• **EXERCISE REQUIREMENTS**
Copy every entry exactly as given, minus the images.

• **DATASET ROWS**
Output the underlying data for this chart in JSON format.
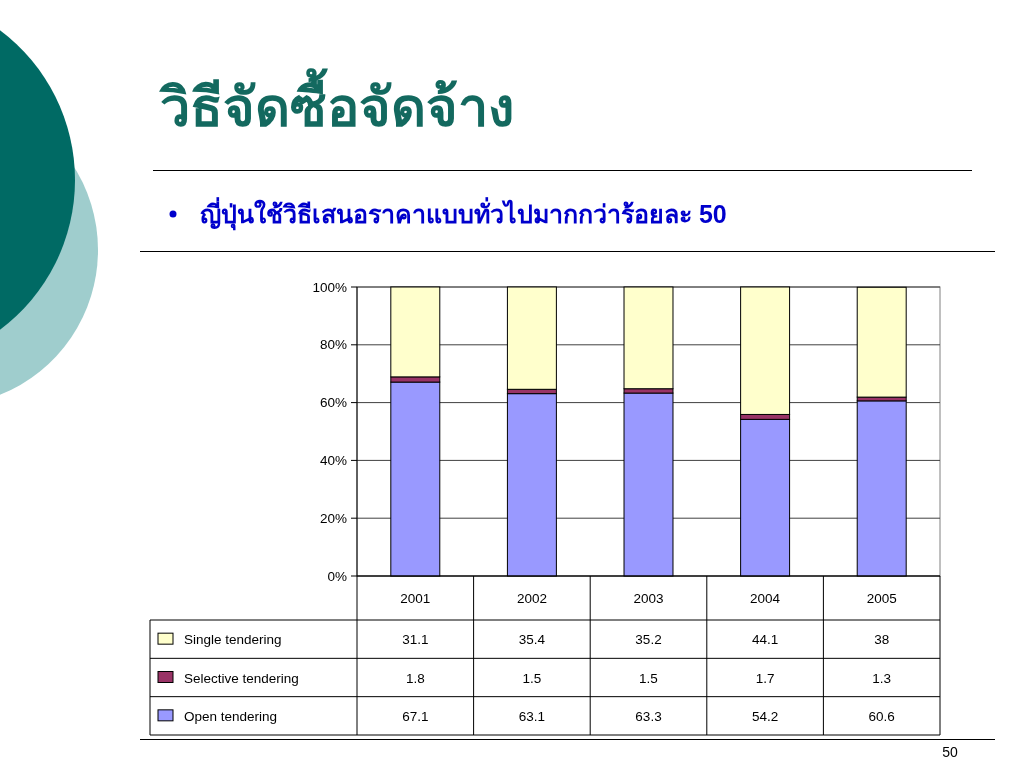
{
  "chart_data": {
    "type": "bar",
    "title": "วิธีจัดซื้อจัดจ้าง",
    "subtitle": "ญี่ปุ่นใช้วิธีเสนอราคาแบบทั่วไปมากกว่าร้อยละ 50",
    "categories": [
      "2001",
      "2002",
      "2003",
      "2004",
      "2005"
    ],
    "series": [
      {
        "name": "Open tendering",
        "color": "#9999ff",
        "values": [
          67.1,
          63.1,
          63.3,
          54.2,
          60.6
        ]
      },
      {
        "name": "Selective tendering",
        "color": "#993366",
        "values": [
          1.8,
          1.5,
          1.5,
          1.7,
          1.3
        ]
      },
      {
        "name": "Single tendering",
        "color": "#ffffcc",
        "values": [
          31.1,
          35.4,
          35.2,
          44.1,
          38
        ]
      }
    ],
    "stacked": true,
    "ylim": [
      0,
      100
    ],
    "yticks": [
      {
        "value": 0,
        "label": "0%"
      },
      {
        "value": 20,
        "label": "20%"
      },
      {
        "value": 40,
        "label": "40%"
      },
      {
        "value": 60,
        "label": "60%"
      },
      {
        "value": 80,
        "label": "80%"
      },
      {
        "value": 100,
        "label": "100%"
      }
    ],
    "grid": "y",
    "legend": "bottom",
    "data_labels": true,
    "annotations": [
      "50"
    ]
  }
}
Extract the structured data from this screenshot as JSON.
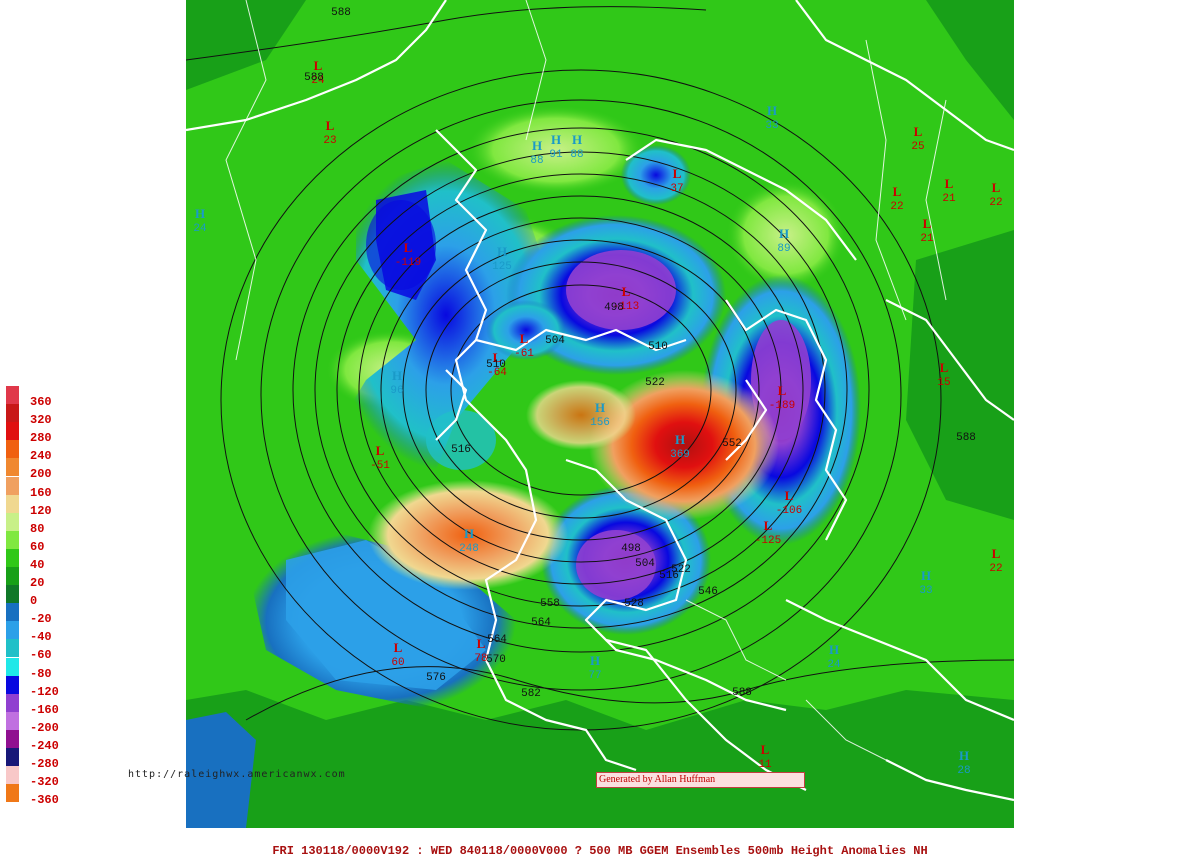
{
  "legend": {
    "items": [
      {
        "label": "360",
        "color": "#e0384a"
      },
      {
        "label": "320",
        "color": "#c81818"
      },
      {
        "label": "280",
        "color": "#e01010"
      },
      {
        "label": "240",
        "color": "#f06010"
      },
      {
        "label": "200",
        "color": "#f08830"
      },
      {
        "label": "160",
        "color": "#f0a060"
      },
      {
        "label": "120",
        "color": "#f0d890"
      },
      {
        "label": "80",
        "color": "#c8f088"
      },
      {
        "label": "60",
        "color": "#80e840"
      },
      {
        "label": "40",
        "color": "#30c818"
      },
      {
        "label": "20",
        "color": "#18a018"
      },
      {
        "label": "0",
        "color": "#107828"
      },
      {
        "label": "-20",
        "color": "#1870c0"
      },
      {
        "label": "-40",
        "color": "#2ca0e8"
      },
      {
        "label": "-60",
        "color": "#20c0c8"
      },
      {
        "label": "-80",
        "color": "#20e8e8"
      },
      {
        "label": "-120",
        "color": "#0808e0"
      },
      {
        "label": "-160",
        "color": "#9040d0"
      },
      {
        "label": "-200",
        "color": "#c070e0"
      },
      {
        "label": "-240",
        "color": "#901090"
      },
      {
        "label": "-280",
        "color": "#181878"
      },
      {
        "label": "-320",
        "color": "#f8c8c8"
      },
      {
        "label": "-360",
        "color": "#f07818"
      }
    ]
  },
  "url_text": "http://raleighwx.americanwx.com",
  "credit_text": "Generated by Allan Huffman",
  "footer_text": "FRI 130118/0000V192 : WED 840118/0000V000  ? 500 MB GGEM Ensembles 500mb Height Anomalies NH",
  "map_labels": {
    "lows": [
      {
        "t": "L",
        "v": "-119"
      },
      {
        "t": "L",
        "v": "-61"
      },
      {
        "t": "L",
        "v": "-64"
      },
      {
        "t": "L",
        "v": "-113"
      },
      {
        "t": "L",
        "v": "-51"
      },
      {
        "t": "L",
        "v": "-106"
      },
      {
        "t": "L",
        "v": "-125"
      },
      {
        "t": "L",
        "v": "-189"
      },
      {
        "t": "L",
        "v": "60"
      },
      {
        "t": "L",
        "v": "78"
      },
      {
        "t": "L",
        "v": "24"
      },
      {
        "t": "L",
        "v": "23"
      },
      {
        "t": "L",
        "v": "37"
      },
      {
        "t": "L",
        "v": "25"
      },
      {
        "t": "L",
        "v": "22"
      },
      {
        "t": "L",
        "v": "21"
      },
      {
        "t": "L",
        "v": "21"
      },
      {
        "t": "L",
        "v": "22"
      },
      {
        "t": "L",
        "v": "15"
      },
      {
        "t": "L",
        "v": "22"
      },
      {
        "t": "L",
        "v": "11"
      }
    ],
    "highs": [
      {
        "t": "H",
        "v": "88"
      },
      {
        "t": "H",
        "v": "91"
      },
      {
        "t": "H",
        "v": "88"
      },
      {
        "t": "H",
        "v": "125"
      },
      {
        "t": "H",
        "v": "89"
      },
      {
        "t": "H",
        "v": "96"
      },
      {
        "t": "H",
        "v": "156"
      },
      {
        "t": "H",
        "v": "369"
      },
      {
        "t": "H",
        "v": "248"
      },
      {
        "t": "H",
        "v": "77"
      },
      {
        "t": "H",
        "v": "24"
      },
      {
        "t": "H",
        "v": "33"
      },
      {
        "t": "H",
        "v": "24"
      },
      {
        "t": "H",
        "v": "33"
      },
      {
        "t": "H",
        "v": "28"
      }
    ],
    "contours": [
      "588",
      "588",
      "504",
      "510",
      "510",
      "498",
      "522",
      "552",
      "516",
      "498",
      "504",
      "516",
      "522",
      "546",
      "528",
      "558",
      "564",
      "564",
      "570",
      "576",
      "582",
      "588",
      "588"
    ]
  }
}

• **EXERCISE SOLUTION**
Output the underlying data for this chart in JSON format.
{
  "chart_data": {
    "type": "bar",
    "title": "วิธีจัดซื้อจัดจ้าง",
    "subtitle": "ญี่ปุ่นใช้วิธีเสนอราคาแบบทั่วไปมากกว่าร้อยละ 50",
    "categories": [
      "2001",
      "2002",
      "2003",
      "2004",
      "2005"
    ],
    "series": [
      {
        "name": "Open tendering",
        "color": "#9999ff",
        "values": [
          67.1,
          63.1,
          63.3,
          54.2,
          60.6
        ]
      },
      {
        "name": "Selective tendering",
        "color": "#993366",
        "values": [
          1.8,
          1.5,
          1.5,
          1.7,
          1.3
        ]
      },
      {
        "name": "Single tendering",
        "color": "#ffffcc",
        "values": [
          31.1,
          35.4,
          35.2,
          44.1,
          38
        ]
      }
    ],
    "stacked": true,
    "ylim": [
      0,
      100
    ],
    "yticks": [
      {
        "value": 0,
        "label": "0%"
      },
      {
        "value": 20,
        "label": "20%"
      },
      {
        "value": 40,
        "label": "40%"
      },
      {
        "value": 60,
        "label": "60%"
      },
      {
        "value": 80,
        "label": "80%"
      },
      {
        "value": 100,
        "label": "100%"
      }
    ],
    "grid": "y",
    "legend": "bottom",
    "data_labels": true,
    "annotations": [
      "50"
    ]
  }
}
Extract the structured data from this screenshot as JSON.
{
  "legend": {
    "items": [
      {
        "label": "360",
        "color": "#e0384a"
      },
      {
        "label": "320",
        "color": "#c81818"
      },
      {
        "label": "280",
        "color": "#e01010"
      },
      {
        "label": "240",
        "color": "#f06010"
      },
      {
        "label": "200",
        "color": "#f08830"
      },
      {
        "label": "160",
        "color": "#f0a060"
      },
      {
        "label": "120",
        "color": "#f0d890"
      },
      {
        "label": "80",
        "color": "#c8f088"
      },
      {
        "label": "60",
        "color": "#80e840"
      },
      {
        "label": "40",
        "color": "#30c818"
      },
      {
        "label": "20",
        "color": "#18a018"
      },
      {
        "label": "0",
        "color": "#107828"
      },
      {
        "label": "-20",
        "color": "#1870c0"
      },
      {
        "label": "-40",
        "color": "#2ca0e8"
      },
      {
        "label": "-60",
        "color": "#20c0c8"
      },
      {
        "label": "-80",
        "color": "#20e8e8"
      },
      {
        "label": "-120",
        "color": "#0808e0"
      },
      {
        "label": "-160",
        "color": "#9040d0"
      },
      {
        "label": "-200",
        "color": "#c070e0"
      },
      {
        "label": "-240",
        "color": "#901090"
      },
      {
        "label": "-280",
        "color": "#181878"
      },
      {
        "label": "-320",
        "color": "#f8c8c8"
      },
      {
        "label": "-360",
        "color": "#f07818"
      }
    ]
  },
  "url_text": "http://raleighwx.americanwx.com",
  "credit_text": "Generated by Allan Huffman",
  "footer_text": "FRI 130118/0000V192 : WED 840118/0000V000  ? 500 MB GGEM Ensembles 500mb Height Anomalies NH",
  "map_labels": {
    "lows": [
      {
        "t": "L",
        "v": "-119"
      },
      {
        "t": "L",
        "v": "-61"
      },
      {
        "t": "L",
        "v": "-64"
      },
      {
        "t": "L",
        "v": "-113"
      },
      {
        "t": "L",
        "v": "-51"
      },
      {
        "t": "L",
        "v": "-106"
      },
      {
        "t": "L",
        "v": "-125"
      },
      {
        "t": "L",
        "v": "-189"
      },
      {
        "t": "L",
        "v": "60"
      },
      {
        "t": "L",
        "v": "78"
      },
      {
        "t": "L",
        "v": "24"
      },
      {
        "t": "L",
        "v": "23"
      },
      {
        "t": "L",
        "v": "37"
      },
      {
        "t": "L",
        "v": "25"
      },
      {
        "t": "L",
        "v": "22"
      },
      {
        "t": "L",
        "v": "21"
      },
      {
        "t": "L",
        "v": "21"
      },
      {
        "t": "L",
        "v": "22"
      },
      {
        "t": "L",
        "v": "15"
      },
      {
        "t": "L",
        "v": "22"
      },
      {
        "t": "L",
        "v": "11"
      }
    ],
    "highs": [
      {
        "t": "H",
        "v": "88"
      },
      {
        "t": "H",
        "v": "91"
      },
      {
        "t": "H",
        "v": "88"
      },
      {
        "t": "H",
        "v": "125"
      },
      {
        "t": "H",
        "v": "89"
      },
      {
        "t": "H",
        "v": "96"
      },
      {
        "t": "H",
        "v": "156"
      },
      {
        "t": "H",
        "v": "369"
      },
      {
        "t": "H",
        "v": "248"
      },
      {
        "t": "H",
        "v": "77"
      },
      {
        "t": "H",
        "v": "24"
      },
      {
        "t": "H",
        "v": "33"
      },
      {
        "t": "H",
        "v": "24"
      },
      {
        "t": "H",
        "v": "33"
      },
      {
        "t": "H",
        "v": "28"
      }
    ],
    "contours": [
      "588",
      "588",
      "504",
      "510",
      "510",
      "498",
      "522",
      "552",
      "516",
      "498",
      "504",
      "516",
      "522",
      "546",
      "528",
      "558",
      "564",
      "564",
      "570",
      "576",
      "582",
      "588",
      "588"
    ]
  }
}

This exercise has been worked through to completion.